[Start SUPPLIED MATERIAL]
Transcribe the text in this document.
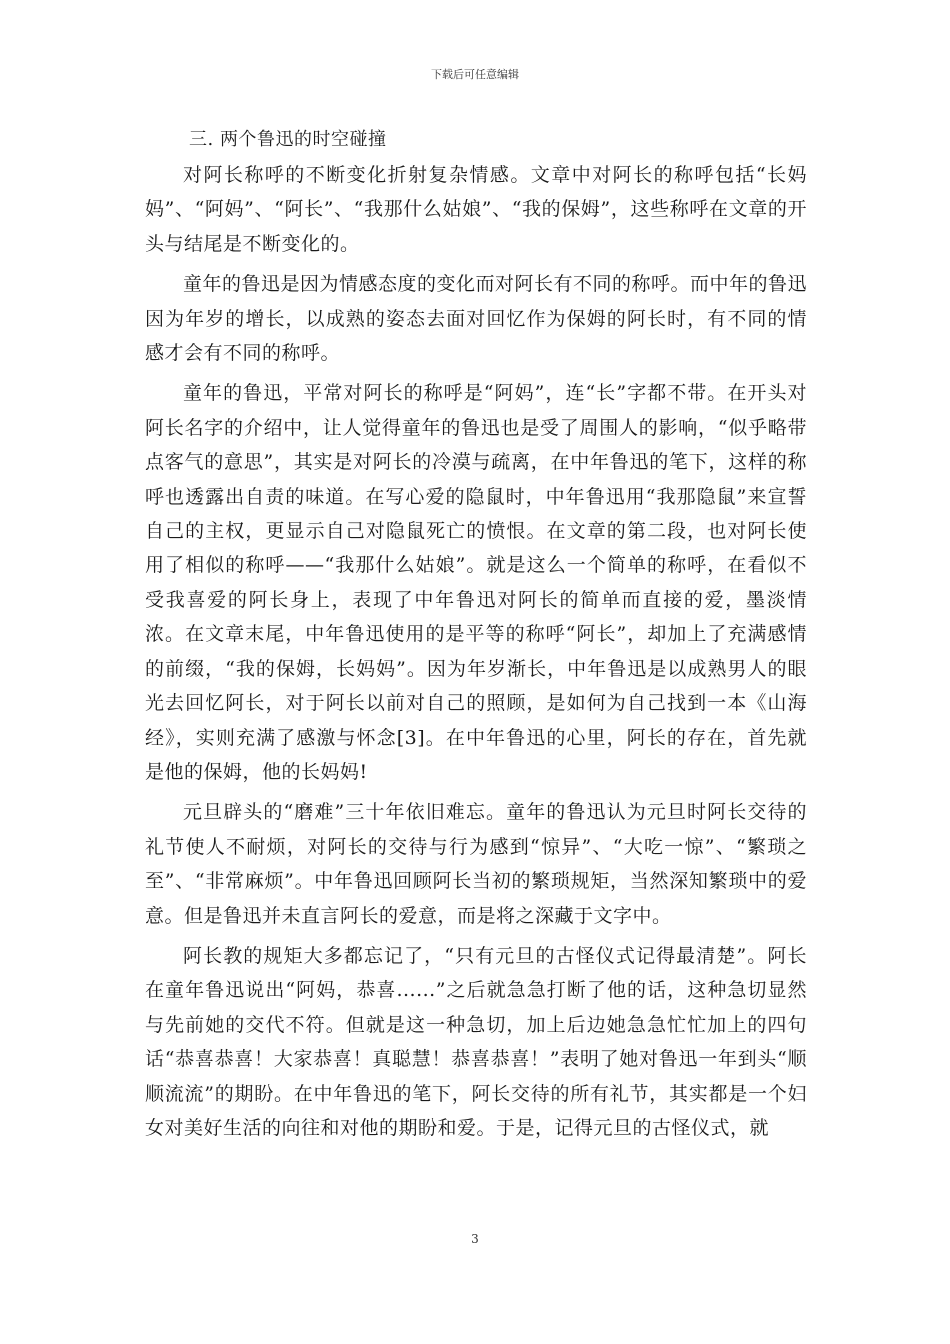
下载后可任意编辑

三. 两个鲁迅的时空碰撞

对阿长称呼的不断变化折射复杂情感。文章中对阿长的称呼包括“长妈妈”、“阿妈”、“阿长”、“我那什么姑娘”、“我的保姆”，这些称呼在文章的开头与结尾是不断变化的。

童年的鲁迅是因为情感态度的变化而对阿长有不同的称呼。而中年的鲁迅因为年岁的增长，以成熟的姿态去面对回忆作为保姆的阿长时，有不同的情感才会有不同的称呼。

童年的鲁迅，平常对阿长的称呼是“阿妈”，连“长”字都不带。在开头对阿长名字的介绍中，让人觉得童年的鲁迅也是受了周围人的影响，“似乎略带点客气的意思”，其实是对阿长的冷漠与疏离，在中年鲁迅的笔下，这样的称呼也透露出自责的味道。在写心爱的隐鼠时，中年鲁迅用“我那隐鼠”来宣誓自己的主权，更显示自己对隐鼠死亡的愤恨。在文章的第二段，也对阿长使用了相似的称呼——“我那什么姑娘”。就是这么一个简单的称呼，在看似不受我喜爱的阿长身上，表现了中年鲁迅对阿长的简单而直接的爱，墨淡情浓。在文章末尾，中年鲁迅使用的是平等的称呼“阿长”，却加上了充满感情的前缀，“我的保姆，长妈妈”。因为年岁渐长，中年鲁迅是以成熟男人的眼光去回忆阿长，对于阿长以前对自己的照顾，是如何为自己找到一本《山海经》，实则充满了感激与怀念[3]。在中年鲁迅的心里，阿长的存在，首先就是他的保姆，他的长妈妈!

元旦辟头的“磨难”三十年依旧难忘。童年的鲁迅认为元旦时阿长交待的礼节使人不耐烦，对阿长的交待与行为感到“惊异”、“大吃一惊”、“繁琐之至”、“非常麻烦”。中年鲁迅回顾阿长当初的繁琐规矩，当然深知繁琐中的爱意。但是鲁迅并未直言阿长的爱意，而是将之深藏于文字中。

阿长教的规矩大多都忘记了，“只有元旦的古怪仪式记得最清楚”。阿长在童年鲁迅说出“阿妈，恭喜......”之后就急急打断了他的话，这种急切显然与先前她的交代不符。但就是这一种急切，加上后边她急急忙忙加上的四句话“恭喜恭喜！大家恭喜！真聪慧！恭喜恭喜！”表明了她对鲁迅一年到头“顺顺流流”的期盼。在中年鲁迅的笔下，阿长交待的所有礼节，其实都是一个妇女对美好生活的向往和对他的期盼和爱。于是，记得元旦的古怪仪式，就

3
[End SUPPLIED MATERIAL]
_TASK DETAILS:_ Repeat every record above exactly, but leave out any pictures.

_FINISHED EXERCISE:_
Transcribe the text in this document.
下载后可任意编辑

三. 两个鲁迅的时空碰撞

对阿长称呼的不断变化折射复杂情感。文章中对阿长的称呼包括“长妈妈”、“阿妈”、“阿长”、“我那什么姑娘”、“我的保姆”，这些称呼在文章的开头与结尾是不断变化的。

童年的鲁迅是因为情感态度的变化而对阿长有不同的称呼。而中年的鲁迅因为年岁的增长，以成熟的姿态去面对回忆作为保姆的阿长时，有不同的情感才会有不同的称呼。

童年的鲁迅，平常对阿长的称呼是“阿妈”，连“长”字都不带。在开头对阿长名字的介绍中，让人觉得童年的鲁迅也是受了周围人的影响，“似乎略带点客气的意思”，其实是对阿长的冷漠与疏离，在中年鲁迅的笔下，这样的称呼也透露出自责的味道。在写心爱的隐鼠时，中年鲁迅用“我那隐鼠”来宣誓自己的主权，更显示自己对隐鼠死亡的愤恨。在文章的第二段，也对阿长使用了相似的称呼——“我那什么姑娘”。就是这么一个简单的称呼，在看似不受我喜爱的阿长身上，表现了中年鲁迅对阿长的简单而直接的爱，墨淡情浓。在文章末尾，中年鲁迅使用的是平等的称呼“阿长”，却加上了充满感情的前缀，“我的保姆，长妈妈”。因为年岁渐长，中年鲁迅是以成熟男人的眼光去回忆阿长，对于阿长以前对自己的照顾，是如何为自己找到一本《山海经》，实则充满了感激与怀念[3]。在中年鲁迅的心里，阿长的存在，首先就是他的保姆，他的长妈妈!

元旦辟头的“磨难”三十年依旧难忘。童年的鲁迅认为元旦时阿长交待的礼节使人不耐烦，对阿长的交待与行为感到“惊异”、“大吃一惊”、“繁琐之至”、“非常麻烦”。中年鲁迅回顾阿长当初的繁琐规矩，当然深知繁琐中的爱意。但是鲁迅并未直言阿长的爱意，而是将之深藏于文字中。

阿长教的规矩大多都忘记了，“只有元旦的古怪仪式记得最清楚”。阿长在童年鲁迅说出“阿妈，恭喜......”之后就急急打断了他的话，这种急切显然与先前她的交代不符。但就是这一种急切，加上后边她急急忙忙加上的四句话“恭喜恭喜！大家恭喜！真聪慧！恭喜恭喜！”表明了她对鲁迅一年到头“顺顺流流”的期盼。在中年鲁迅的笔下，阿长交待的所有礼节，其实都是一个妇女对美好生活的向往和对他的期盼和爱。于是，记得元旦的古怪仪式，就

3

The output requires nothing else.